- PROBLEM STATEMENT
From the entries below, copy out word for word the lines starting at the one that contains "Patent image size: (1353, 765)." and ending at the one that contains "The second magnetized information".

- INFORMATION PROVIDED
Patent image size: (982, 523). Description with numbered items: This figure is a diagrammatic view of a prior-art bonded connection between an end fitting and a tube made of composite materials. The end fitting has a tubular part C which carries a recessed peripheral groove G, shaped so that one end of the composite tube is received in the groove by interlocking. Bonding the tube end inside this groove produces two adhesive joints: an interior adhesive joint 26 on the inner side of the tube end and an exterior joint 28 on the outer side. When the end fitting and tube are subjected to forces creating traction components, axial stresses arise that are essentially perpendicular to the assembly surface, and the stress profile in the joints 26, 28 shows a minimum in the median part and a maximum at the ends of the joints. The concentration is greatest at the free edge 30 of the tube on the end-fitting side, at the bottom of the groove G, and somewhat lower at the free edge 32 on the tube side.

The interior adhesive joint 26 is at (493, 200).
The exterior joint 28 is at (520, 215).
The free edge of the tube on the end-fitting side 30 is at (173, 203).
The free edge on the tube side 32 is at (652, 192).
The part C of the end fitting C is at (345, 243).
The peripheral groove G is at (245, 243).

---

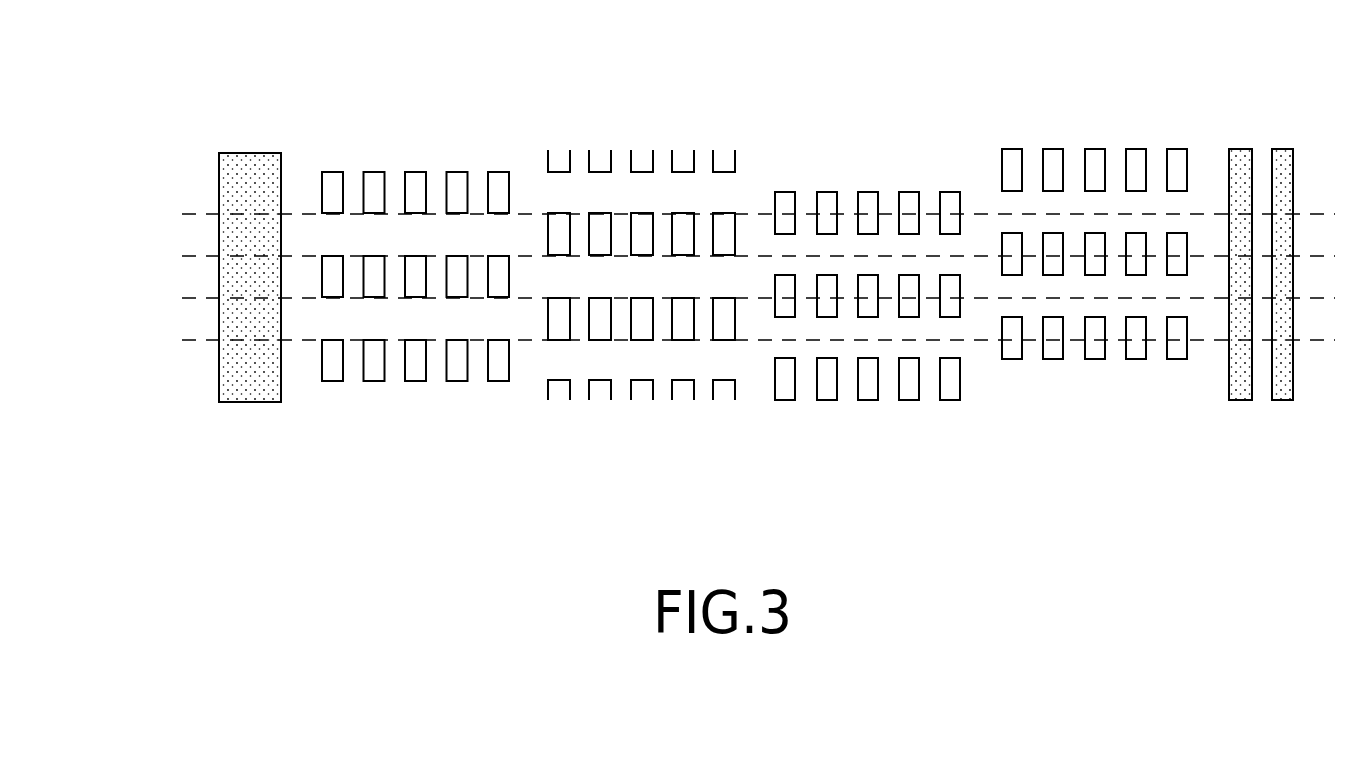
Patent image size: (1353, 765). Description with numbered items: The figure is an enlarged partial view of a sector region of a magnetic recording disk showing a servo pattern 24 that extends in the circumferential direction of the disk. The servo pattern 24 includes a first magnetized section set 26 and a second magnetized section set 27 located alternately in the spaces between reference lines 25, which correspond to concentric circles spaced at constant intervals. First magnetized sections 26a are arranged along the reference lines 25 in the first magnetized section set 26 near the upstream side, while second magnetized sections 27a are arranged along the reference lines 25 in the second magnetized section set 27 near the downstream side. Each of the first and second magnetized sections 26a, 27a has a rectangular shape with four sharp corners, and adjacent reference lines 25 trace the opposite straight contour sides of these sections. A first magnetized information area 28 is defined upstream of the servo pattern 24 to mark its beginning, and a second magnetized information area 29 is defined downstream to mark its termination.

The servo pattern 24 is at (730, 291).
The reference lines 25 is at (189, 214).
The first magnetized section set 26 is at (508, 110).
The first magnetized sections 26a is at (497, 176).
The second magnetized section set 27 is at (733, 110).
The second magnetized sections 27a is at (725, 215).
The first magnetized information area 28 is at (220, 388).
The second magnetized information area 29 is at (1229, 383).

* * *

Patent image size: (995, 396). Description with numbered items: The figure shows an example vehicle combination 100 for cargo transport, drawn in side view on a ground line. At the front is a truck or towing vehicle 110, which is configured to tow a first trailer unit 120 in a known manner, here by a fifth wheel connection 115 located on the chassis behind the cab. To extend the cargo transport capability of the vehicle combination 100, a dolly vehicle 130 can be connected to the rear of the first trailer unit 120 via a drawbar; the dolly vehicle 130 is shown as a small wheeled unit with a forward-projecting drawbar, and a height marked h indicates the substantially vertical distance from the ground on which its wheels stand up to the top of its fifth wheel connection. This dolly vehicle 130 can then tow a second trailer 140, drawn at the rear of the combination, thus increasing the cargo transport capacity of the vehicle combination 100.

- COMPLETE ANSWER
Patent image size: (1353, 765). Description with numbered items: The figure is an enlarged partial view of a sector region of a magnetic recording disk showing a servo pattern 24 that extends in the circumferential direction of the disk. The servo pattern 24 includes a first magnetized section set 26 and a second magnetized section set 27 located alternately in the spaces between reference lines 25, which correspond to concentric circles spaced at constant intervals. First magnetized sections 26a are arranged along the reference lines 25 in the first magnetized section set 26 near the upstream side, while second magnetized sections 27a are arranged along the reference lines 25 in the second magnetized section set 27 near the downstream side. Each of the first and second magnetized sections 26a, 27a has a rectangular shape with four sharp corners, and adjacent reference lines 25 trace the opposite straight contour sides of these sections. A first magnetized information area 28 is defined upstream of the servo pattern 24 to mark its beginning, and a second magnetized information area 29 is defined downstream to mark its termination.

The servo pattern 24 is at (730, 291).
The reference lines 25 is at (189, 214).
The first magnetized section set 26 is at (508, 110).
The first magnetized sections 26a is at (497, 176).
The second magnetized section set 27 is at (733, 110).
The second magnetized sections 27a is at (725, 215).
The first magnetized information area 28 is at (220, 388).
The second magnetized information area 29 is at (1229, 383).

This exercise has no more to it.